(Data items)
— START —
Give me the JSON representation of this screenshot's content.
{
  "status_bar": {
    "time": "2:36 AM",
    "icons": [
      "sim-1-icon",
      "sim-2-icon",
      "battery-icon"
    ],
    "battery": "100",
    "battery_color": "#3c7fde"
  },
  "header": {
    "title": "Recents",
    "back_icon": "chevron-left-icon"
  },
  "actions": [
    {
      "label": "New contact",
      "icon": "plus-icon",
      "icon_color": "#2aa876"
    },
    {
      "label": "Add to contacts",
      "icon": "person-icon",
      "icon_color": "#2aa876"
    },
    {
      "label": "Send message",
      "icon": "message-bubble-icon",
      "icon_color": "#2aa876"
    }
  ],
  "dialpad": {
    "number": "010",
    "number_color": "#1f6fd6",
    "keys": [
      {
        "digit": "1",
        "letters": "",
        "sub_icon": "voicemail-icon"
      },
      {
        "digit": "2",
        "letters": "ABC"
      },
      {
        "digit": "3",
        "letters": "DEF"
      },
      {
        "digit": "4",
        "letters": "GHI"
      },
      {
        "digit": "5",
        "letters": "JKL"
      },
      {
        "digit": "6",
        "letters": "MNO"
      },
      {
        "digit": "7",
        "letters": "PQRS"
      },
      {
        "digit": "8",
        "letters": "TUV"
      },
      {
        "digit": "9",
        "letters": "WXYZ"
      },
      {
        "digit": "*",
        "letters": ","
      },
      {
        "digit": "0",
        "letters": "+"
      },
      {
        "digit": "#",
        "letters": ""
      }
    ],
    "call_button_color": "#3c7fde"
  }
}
— END —
Extract each record, keeping it identical to the original.

OUTPUT BELOW
Give me the JSON representation of this screenshot's content.
{
  "status_bar": {
    "time": "2:36 AM",
    "icons": [
      "sim-1-icon",
      "sim-2-icon",
      "battery-icon"
    ],
    "battery": "100",
    "battery_color": "#3c7fde"
  },
  "header": {
    "title": "Recents",
    "back_icon": "chevron-left-icon"
  },
  "actions": [
    {
      "label": "New contact",
      "icon": "plus-icon",
      "icon_color": "#2aa876"
    },
    {
      "label": "Add to contacts",
      "icon": "person-icon",
      "icon_color": "#2aa876"
    },
    {
      "label": "Send message",
      "icon": "message-bubble-icon",
      "icon_color": "#2aa876"
    }
  ],
  "dialpad": {
    "number": "010",
    "number_color": "#1f6fd6",
    "keys": [
      {
        "digit": "1",
        "letters": "",
        "sub_icon": "voicemail-icon"
      },
      {
        "digit": "2",
        "letters": "ABC"
      },
      {
        "digit": "3",
        "letters": "DEF"
      },
      {
        "digit": "4",
        "letters": "GHI"
      },
      {
        "digit": "5",
        "letters": "JKL"
      },
      {
        "digit": "6",
        "letters": "MNO"
      },
      {
        "digit": "7",
        "letters": "PQRS"
      },
      {
        "digit": "8",
        "letters": "TUV"
      },
      {
        "digit": "9",
        "letters": "WXYZ"
      },
      {
        "digit": "*",
        "letters": ","
      },
      {
        "digit": "0",
        "letters": "+"
      },
      {
        "digit": "#",
        "letters": ""
      }
    ],
    "call_button_color": "#3c7fde"
  }
}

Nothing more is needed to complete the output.